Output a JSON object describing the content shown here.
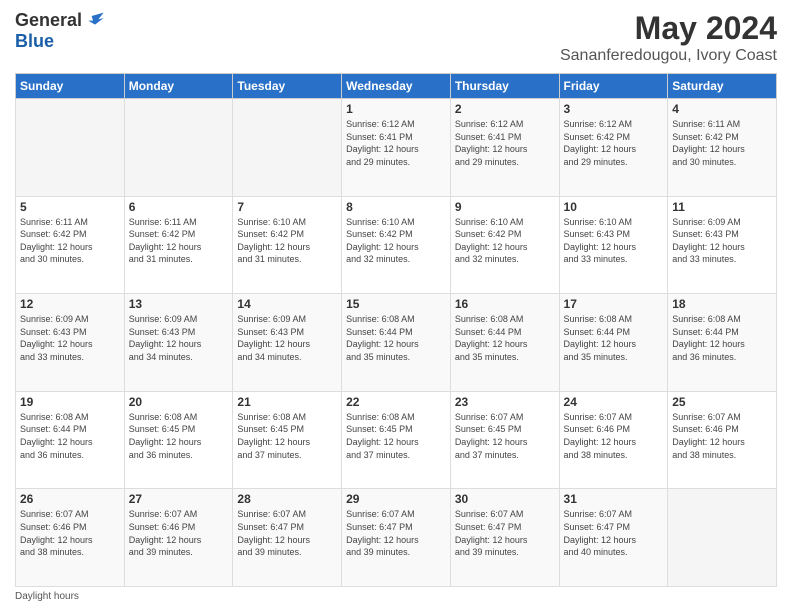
{
  "logo": {
    "general": "General",
    "blue": "Blue"
  },
  "header": {
    "title": "May 2024",
    "subtitle": "Sananferedougou, Ivory Coast"
  },
  "weekdays": [
    "Sunday",
    "Monday",
    "Tuesday",
    "Wednesday",
    "Thursday",
    "Friday",
    "Saturday"
  ],
  "footer": {
    "daylight_label": "Daylight hours"
  },
  "weeks": [
    [
      {
        "day": "",
        "info": ""
      },
      {
        "day": "",
        "info": ""
      },
      {
        "day": "",
        "info": ""
      },
      {
        "day": "1",
        "info": "Sunrise: 6:12 AM\nSunset: 6:41 PM\nDaylight: 12 hours\nand 29 minutes."
      },
      {
        "day": "2",
        "info": "Sunrise: 6:12 AM\nSunset: 6:41 PM\nDaylight: 12 hours\nand 29 minutes."
      },
      {
        "day": "3",
        "info": "Sunrise: 6:12 AM\nSunset: 6:42 PM\nDaylight: 12 hours\nand 29 minutes."
      },
      {
        "day": "4",
        "info": "Sunrise: 6:11 AM\nSunset: 6:42 PM\nDaylight: 12 hours\nand 30 minutes."
      }
    ],
    [
      {
        "day": "5",
        "info": "Sunrise: 6:11 AM\nSunset: 6:42 PM\nDaylight: 12 hours\nand 30 minutes."
      },
      {
        "day": "6",
        "info": "Sunrise: 6:11 AM\nSunset: 6:42 PM\nDaylight: 12 hours\nand 31 minutes."
      },
      {
        "day": "7",
        "info": "Sunrise: 6:10 AM\nSunset: 6:42 PM\nDaylight: 12 hours\nand 31 minutes."
      },
      {
        "day": "8",
        "info": "Sunrise: 6:10 AM\nSunset: 6:42 PM\nDaylight: 12 hours\nand 32 minutes."
      },
      {
        "day": "9",
        "info": "Sunrise: 6:10 AM\nSunset: 6:42 PM\nDaylight: 12 hours\nand 32 minutes."
      },
      {
        "day": "10",
        "info": "Sunrise: 6:10 AM\nSunset: 6:43 PM\nDaylight: 12 hours\nand 33 minutes."
      },
      {
        "day": "11",
        "info": "Sunrise: 6:09 AM\nSunset: 6:43 PM\nDaylight: 12 hours\nand 33 minutes."
      }
    ],
    [
      {
        "day": "12",
        "info": "Sunrise: 6:09 AM\nSunset: 6:43 PM\nDaylight: 12 hours\nand 33 minutes."
      },
      {
        "day": "13",
        "info": "Sunrise: 6:09 AM\nSunset: 6:43 PM\nDaylight: 12 hours\nand 34 minutes."
      },
      {
        "day": "14",
        "info": "Sunrise: 6:09 AM\nSunset: 6:43 PM\nDaylight: 12 hours\nand 34 minutes."
      },
      {
        "day": "15",
        "info": "Sunrise: 6:08 AM\nSunset: 6:44 PM\nDaylight: 12 hours\nand 35 minutes."
      },
      {
        "day": "16",
        "info": "Sunrise: 6:08 AM\nSunset: 6:44 PM\nDaylight: 12 hours\nand 35 minutes."
      },
      {
        "day": "17",
        "info": "Sunrise: 6:08 AM\nSunset: 6:44 PM\nDaylight: 12 hours\nand 35 minutes."
      },
      {
        "day": "18",
        "info": "Sunrise: 6:08 AM\nSunset: 6:44 PM\nDaylight: 12 hours\nand 36 minutes."
      }
    ],
    [
      {
        "day": "19",
        "info": "Sunrise: 6:08 AM\nSunset: 6:44 PM\nDaylight: 12 hours\nand 36 minutes."
      },
      {
        "day": "20",
        "info": "Sunrise: 6:08 AM\nSunset: 6:45 PM\nDaylight: 12 hours\nand 36 minutes."
      },
      {
        "day": "21",
        "info": "Sunrise: 6:08 AM\nSunset: 6:45 PM\nDaylight: 12 hours\nand 37 minutes."
      },
      {
        "day": "22",
        "info": "Sunrise: 6:08 AM\nSunset: 6:45 PM\nDaylight: 12 hours\nand 37 minutes."
      },
      {
        "day": "23",
        "info": "Sunrise: 6:07 AM\nSunset: 6:45 PM\nDaylight: 12 hours\nand 37 minutes."
      },
      {
        "day": "24",
        "info": "Sunrise: 6:07 AM\nSunset: 6:46 PM\nDaylight: 12 hours\nand 38 minutes."
      },
      {
        "day": "25",
        "info": "Sunrise: 6:07 AM\nSunset: 6:46 PM\nDaylight: 12 hours\nand 38 minutes."
      }
    ],
    [
      {
        "day": "26",
        "info": "Sunrise: 6:07 AM\nSunset: 6:46 PM\nDaylight: 12 hours\nand 38 minutes."
      },
      {
        "day": "27",
        "info": "Sunrise: 6:07 AM\nSunset: 6:46 PM\nDaylight: 12 hours\nand 39 minutes."
      },
      {
        "day": "28",
        "info": "Sunrise: 6:07 AM\nSunset: 6:47 PM\nDaylight: 12 hours\nand 39 minutes."
      },
      {
        "day": "29",
        "info": "Sunrise: 6:07 AM\nSunset: 6:47 PM\nDaylight: 12 hours\nand 39 minutes."
      },
      {
        "day": "30",
        "info": "Sunrise: 6:07 AM\nSunset: 6:47 PM\nDaylight: 12 hours\nand 39 minutes."
      },
      {
        "day": "31",
        "info": "Sunrise: 6:07 AM\nSunset: 6:47 PM\nDaylight: 12 hours\nand 40 minutes."
      },
      {
        "day": "",
        "info": ""
      }
    ]
  ]
}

------------------------------------

* **WHAT IS REQUIRED**
Extract the full listing above verbatim; pictures are to be left out of the copy.

* **ANSWER IN FULL**
Output a JSON object describing the content shown here.
{
  "logo": {
    "general": "General",
    "blue": "Blue"
  },
  "header": {
    "title": "May 2024",
    "subtitle": "Sananferedougou, Ivory Coast"
  },
  "weekdays": [
    "Sunday",
    "Monday",
    "Tuesday",
    "Wednesday",
    "Thursday",
    "Friday",
    "Saturday"
  ],
  "footer": {
    "daylight_label": "Daylight hours"
  },
  "weeks": [
    [
      {
        "day": "",
        "info": ""
      },
      {
        "day": "",
        "info": ""
      },
      {
        "day": "",
        "info": ""
      },
      {
        "day": "1",
        "info": "Sunrise: 6:12 AM\nSunset: 6:41 PM\nDaylight: 12 hours\nand 29 minutes."
      },
      {
        "day": "2",
        "info": "Sunrise: 6:12 AM\nSunset: 6:41 PM\nDaylight: 12 hours\nand 29 minutes."
      },
      {
        "day": "3",
        "info": "Sunrise: 6:12 AM\nSunset: 6:42 PM\nDaylight: 12 hours\nand 29 minutes."
      },
      {
        "day": "4",
        "info": "Sunrise: 6:11 AM\nSunset: 6:42 PM\nDaylight: 12 hours\nand 30 minutes."
      }
    ],
    [
      {
        "day": "5",
        "info": "Sunrise: 6:11 AM\nSunset: 6:42 PM\nDaylight: 12 hours\nand 30 minutes."
      },
      {
        "day": "6",
        "info": "Sunrise: 6:11 AM\nSunset: 6:42 PM\nDaylight: 12 hours\nand 31 minutes."
      },
      {
        "day": "7",
        "info": "Sunrise: 6:10 AM\nSunset: 6:42 PM\nDaylight: 12 hours\nand 31 minutes."
      },
      {
        "day": "8",
        "info": "Sunrise: 6:10 AM\nSunset: 6:42 PM\nDaylight: 12 hours\nand 32 minutes."
      },
      {
        "day": "9",
        "info": "Sunrise: 6:10 AM\nSunset: 6:42 PM\nDaylight: 12 hours\nand 32 minutes."
      },
      {
        "day": "10",
        "info": "Sunrise: 6:10 AM\nSunset: 6:43 PM\nDaylight: 12 hours\nand 33 minutes."
      },
      {
        "day": "11",
        "info": "Sunrise: 6:09 AM\nSunset: 6:43 PM\nDaylight: 12 hours\nand 33 minutes."
      }
    ],
    [
      {
        "day": "12",
        "info": "Sunrise: 6:09 AM\nSunset: 6:43 PM\nDaylight: 12 hours\nand 33 minutes."
      },
      {
        "day": "13",
        "info": "Sunrise: 6:09 AM\nSunset: 6:43 PM\nDaylight: 12 hours\nand 34 minutes."
      },
      {
        "day": "14",
        "info": "Sunrise: 6:09 AM\nSunset: 6:43 PM\nDaylight: 12 hours\nand 34 minutes."
      },
      {
        "day": "15",
        "info": "Sunrise: 6:08 AM\nSunset: 6:44 PM\nDaylight: 12 hours\nand 35 minutes."
      },
      {
        "day": "16",
        "info": "Sunrise: 6:08 AM\nSunset: 6:44 PM\nDaylight: 12 hours\nand 35 minutes."
      },
      {
        "day": "17",
        "info": "Sunrise: 6:08 AM\nSunset: 6:44 PM\nDaylight: 12 hours\nand 35 minutes."
      },
      {
        "day": "18",
        "info": "Sunrise: 6:08 AM\nSunset: 6:44 PM\nDaylight: 12 hours\nand 36 minutes."
      }
    ],
    [
      {
        "day": "19",
        "info": "Sunrise: 6:08 AM\nSunset: 6:44 PM\nDaylight: 12 hours\nand 36 minutes."
      },
      {
        "day": "20",
        "info": "Sunrise: 6:08 AM\nSunset: 6:45 PM\nDaylight: 12 hours\nand 36 minutes."
      },
      {
        "day": "21",
        "info": "Sunrise: 6:08 AM\nSunset: 6:45 PM\nDaylight: 12 hours\nand 37 minutes."
      },
      {
        "day": "22",
        "info": "Sunrise: 6:08 AM\nSunset: 6:45 PM\nDaylight: 12 hours\nand 37 minutes."
      },
      {
        "day": "23",
        "info": "Sunrise: 6:07 AM\nSunset: 6:45 PM\nDaylight: 12 hours\nand 37 minutes."
      },
      {
        "day": "24",
        "info": "Sunrise: 6:07 AM\nSunset: 6:46 PM\nDaylight: 12 hours\nand 38 minutes."
      },
      {
        "day": "25",
        "info": "Sunrise: 6:07 AM\nSunset: 6:46 PM\nDaylight: 12 hours\nand 38 minutes."
      }
    ],
    [
      {
        "day": "26",
        "info": "Sunrise: 6:07 AM\nSunset: 6:46 PM\nDaylight: 12 hours\nand 38 minutes."
      },
      {
        "day": "27",
        "info": "Sunrise: 6:07 AM\nSunset: 6:46 PM\nDaylight: 12 hours\nand 39 minutes."
      },
      {
        "day": "28",
        "info": "Sunrise: 6:07 AM\nSunset: 6:47 PM\nDaylight: 12 hours\nand 39 minutes."
      },
      {
        "day": "29",
        "info": "Sunrise: 6:07 AM\nSunset: 6:47 PM\nDaylight: 12 hours\nand 39 minutes."
      },
      {
        "day": "30",
        "info": "Sunrise: 6:07 AM\nSunset: 6:47 PM\nDaylight: 12 hours\nand 39 minutes."
      },
      {
        "day": "31",
        "info": "Sunrise: 6:07 AM\nSunset: 6:47 PM\nDaylight: 12 hours\nand 40 minutes."
      },
      {
        "day": "",
        "info": ""
      }
    ]
  ]
}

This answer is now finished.